— START OF Task material —
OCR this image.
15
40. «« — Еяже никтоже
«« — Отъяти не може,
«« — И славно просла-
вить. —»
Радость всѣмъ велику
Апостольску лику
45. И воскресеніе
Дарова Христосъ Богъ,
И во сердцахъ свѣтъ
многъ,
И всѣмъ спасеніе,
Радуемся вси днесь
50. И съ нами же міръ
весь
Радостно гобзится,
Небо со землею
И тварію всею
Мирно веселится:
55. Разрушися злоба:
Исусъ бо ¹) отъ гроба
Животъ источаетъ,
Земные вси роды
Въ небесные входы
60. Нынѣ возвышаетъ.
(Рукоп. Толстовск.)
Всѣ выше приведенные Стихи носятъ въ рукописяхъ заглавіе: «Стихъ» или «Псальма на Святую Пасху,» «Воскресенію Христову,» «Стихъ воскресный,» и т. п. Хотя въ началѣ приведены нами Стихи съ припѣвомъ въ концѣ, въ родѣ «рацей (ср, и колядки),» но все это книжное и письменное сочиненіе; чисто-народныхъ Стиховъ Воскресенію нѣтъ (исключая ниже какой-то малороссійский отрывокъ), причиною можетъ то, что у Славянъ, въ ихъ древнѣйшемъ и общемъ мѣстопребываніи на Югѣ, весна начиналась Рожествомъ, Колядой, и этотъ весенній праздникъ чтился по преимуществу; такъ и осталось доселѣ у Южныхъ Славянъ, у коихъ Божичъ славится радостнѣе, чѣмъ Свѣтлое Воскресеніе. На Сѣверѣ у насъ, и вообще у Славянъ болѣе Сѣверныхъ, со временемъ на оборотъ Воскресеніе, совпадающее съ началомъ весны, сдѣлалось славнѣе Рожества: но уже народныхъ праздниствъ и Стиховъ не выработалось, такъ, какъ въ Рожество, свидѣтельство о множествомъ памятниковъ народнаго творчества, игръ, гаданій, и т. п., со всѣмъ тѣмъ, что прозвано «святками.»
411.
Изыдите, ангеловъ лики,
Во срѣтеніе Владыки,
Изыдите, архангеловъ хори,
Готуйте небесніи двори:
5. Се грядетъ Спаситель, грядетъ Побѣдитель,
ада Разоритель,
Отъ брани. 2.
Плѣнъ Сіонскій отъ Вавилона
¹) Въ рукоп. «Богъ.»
— END OF Task material —
» **Written request**
Please repeat the material above, word for word and in full.

» **Final answer**
OCR this image.
15
40. «« — Еяже никтоже
«« — Отъяти не може,
«« — И славно просла-
вить. —»
Радость всѣмъ велику
Апостольску лику
45. И воскресеніе
Дарова Христосъ Богъ,
И во сердцахъ свѣтъ
многъ,
И всѣмъ спасеніе,
Радуемся вси днесь
50. И съ нами же міръ
весь
Радостно гобзится,
Небо со землею
И тварію всею
Мирно веселится:
55. Разрушися злоба:
Исусъ бо ¹) отъ гроба
Животъ источаетъ,
Земные вси роды
Въ небесные входы
60. Нынѣ возвышаетъ.
(Рукоп. Толстовск.)
Всѣ выше приведенные Стихи носятъ въ рукописяхъ заглавіе: «Стихъ» или «Псальма на Святую Пасху,» «Воскресенію Христову,» «Стихъ воскресный,» и т. п. Хотя въ началѣ приведены нами Стихи съ припѣвомъ въ концѣ, въ родѣ «рацей (ср, и колядки),» но все это книжное и письменное сочиненіе; чисто-народныхъ Стиховъ Воскресенію нѣтъ (исключая ниже какой-то малороссійский отрывокъ), причиною можетъ то, что у Славянъ, въ ихъ древнѣйшемъ и общемъ мѣстопребываніи на Югѣ, весна начиналась Рожествомъ, Колядой, и этотъ весенній праздникъ чтился по преимуществу; такъ и осталось доселѣ у Южныхъ Славянъ, у коихъ Божичъ славится радостнѣе, чѣмъ Свѣтлое Воскресеніе. На Сѣверѣ у насъ, и вообще у Славянъ болѣе Сѣверныхъ, со временемъ на оборотъ Воскресеніе, совпадающее съ началомъ весны, сдѣлалось славнѣе Рожества: но уже народныхъ праздниствъ и Стиховъ не выработалось, такъ, какъ въ Рожество, свидѣтельство о множествомъ памятниковъ народнаго творчества, игръ, гаданій, и т. п., со всѣмъ тѣмъ, что прозвано «святками.»
411.
Изыдите, ангеловъ лики,
Во срѣтеніе Владыки,
Изыдите, архангеловъ хори,
Готуйте небесніи двори:
5. Се грядетъ Спаситель, грядетъ Побѣдитель,
ада Разоритель,
Отъ брани. 2.
Плѣнъ Сіонскій отъ Вавилона
¹) Въ рукоп. «Богъ.»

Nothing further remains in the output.